I know it’s hard but you must think deeply about what you have a
ready fought to have, and the burden of what may come. Some make their bed and they thrive in it, others decide to control their choice of bedding and might (no guarantee) be better off for it.

CPHB2021 · 21/04/2022 07:41

Hello OP. Not the same situation but I found myself PG with no.3 late last year. We decided that, for us, as a family, we couldn't go ahead. We knew we would struggle financially and I know people say money isn't everything, if you don't have enough for basic needs and minimal pleasure, it is very challenging. We went back for fourth lots but decided to have an abortion. This was, unequivocally, the best choice for us as a family. I would be due in July and, despite a few pangs of 'what if?' I KNOW we would be in a very different situation if I was heavily pregnant right now. I don't feel any guilt or regret, We made this choice for my family.

Wallywobbles · 21/04/2022 08:40

Neither of my fabulous DDs were planned. Turns out I ovulate at the end of my period.
Marriage did t last.

They are now 16&17. Honestly best thing ever. BUT if I got pregnant now it would be earth shatteringly not good so I understand where you might be.

Baby3at40 · 21/04/2022 09:18

I went through the same emotions, I didn't want an abortion or a child when I found out (I'm 39) I have two teenage kids. He had 2 little ones 8 and 5. It came down to what would I regret 'more'. I decided that I had my eldest when I was 18 and I coped fine, I'd cope better at 39 even.

One of the reasons I wasn't sure was I thong would my partner and I survive a baby and 4 children between us. To be honest, no we haven't and he left a few weeks ago. But I've thought if we couldn't survive a baby, I really don't think we'd have survived an abortion either. So I'm happy that at least this way, something wonderful has come from it. (No judgement if you go down the abortion route - 100% Pro choice here).

_Using the information_:
**A)** Answer these questions about the forum thread on unplanned pregnancy:
(i) According to CPHB2021, in which month would the baby have been due?
(ii) How old are Wallywobbles's daughters now?
(iii) How old was Baby3at40 when she had her eldest child?
**B)** Extend the forum thread on unplanned pregnancy, picking up after its final post.

_Document understanding data_:
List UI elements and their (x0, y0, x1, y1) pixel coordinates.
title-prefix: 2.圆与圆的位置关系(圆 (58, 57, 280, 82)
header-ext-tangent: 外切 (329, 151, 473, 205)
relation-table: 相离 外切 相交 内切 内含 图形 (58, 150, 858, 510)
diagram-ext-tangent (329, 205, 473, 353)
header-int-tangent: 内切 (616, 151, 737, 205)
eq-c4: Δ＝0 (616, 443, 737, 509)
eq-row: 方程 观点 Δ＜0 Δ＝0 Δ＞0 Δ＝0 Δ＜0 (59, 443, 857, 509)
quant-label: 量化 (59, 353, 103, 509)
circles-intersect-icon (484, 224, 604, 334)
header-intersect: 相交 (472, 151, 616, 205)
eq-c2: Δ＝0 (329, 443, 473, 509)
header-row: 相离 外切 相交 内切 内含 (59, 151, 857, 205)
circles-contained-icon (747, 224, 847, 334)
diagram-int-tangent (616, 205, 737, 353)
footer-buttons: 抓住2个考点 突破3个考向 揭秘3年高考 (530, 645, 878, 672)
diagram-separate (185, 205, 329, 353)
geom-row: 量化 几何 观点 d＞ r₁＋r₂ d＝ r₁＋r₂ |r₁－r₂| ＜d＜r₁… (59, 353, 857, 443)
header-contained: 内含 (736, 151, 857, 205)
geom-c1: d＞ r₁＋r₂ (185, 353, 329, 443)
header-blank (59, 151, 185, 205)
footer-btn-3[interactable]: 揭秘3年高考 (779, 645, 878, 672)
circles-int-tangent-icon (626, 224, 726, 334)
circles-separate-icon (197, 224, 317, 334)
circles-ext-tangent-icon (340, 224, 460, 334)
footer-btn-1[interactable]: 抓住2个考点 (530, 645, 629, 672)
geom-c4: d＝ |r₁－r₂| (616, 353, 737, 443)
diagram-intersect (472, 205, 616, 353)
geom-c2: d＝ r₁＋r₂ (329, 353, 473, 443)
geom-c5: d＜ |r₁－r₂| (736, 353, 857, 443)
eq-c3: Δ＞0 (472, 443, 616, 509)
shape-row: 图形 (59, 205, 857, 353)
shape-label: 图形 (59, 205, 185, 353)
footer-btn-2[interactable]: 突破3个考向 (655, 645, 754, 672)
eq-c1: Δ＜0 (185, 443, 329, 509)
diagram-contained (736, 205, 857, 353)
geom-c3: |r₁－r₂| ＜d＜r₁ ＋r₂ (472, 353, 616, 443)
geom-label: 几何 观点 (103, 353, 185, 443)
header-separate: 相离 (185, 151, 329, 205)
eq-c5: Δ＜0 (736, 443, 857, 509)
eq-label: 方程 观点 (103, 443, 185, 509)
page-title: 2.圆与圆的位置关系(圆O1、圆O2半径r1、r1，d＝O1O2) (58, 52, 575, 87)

_Answers to the exercises_:
**A)**
(i) July
(ii) 16 and 17
(iii) 18

**B)**
I'm sorry you've got this dilemma it's so difficult, you'll decide what's right for you in the end x

MumofSpud · 21/04/2022 09:53

@Seamstressafter30

Ah shit, zombie thread.
I am getting these Zombie threads too - a complete PITA at the mo!
roarfeckingroarr · 21/04/2022 10:14

It's your decision, but you will survive if you choose to go ahead (and environmental reasons is all well and good in theory but come on, it's hardly going to burn the earth down or save it)

HazelBite · 21/04/2022 11:08

DH was adament that 2 was enough, I became unexpectedly pregnant with number 3 which we were shocked and worried about how we were going to manage financially, practically etc. I had a late miscarriage which absolutely devastated me, I reacted really badly and felt bereft.
So a decision was made and DH reluctantly agreed we will go for a third. Only number 3 turned our to be twins, DH went into, what can only be described as a cross depressive state, lots of sighing, lots of "what are we going to do, how are we going to cope?" It was almost as if he blamed me for the fact there was two! I didn't dare say I was tired, not feeling up to much, and it was a pregnancy full of problems.
The day he held those two boys for the first time he changed completely and he bonded with them far more than I did.
Op you have become pregnant against the odds, is it fate telling you something?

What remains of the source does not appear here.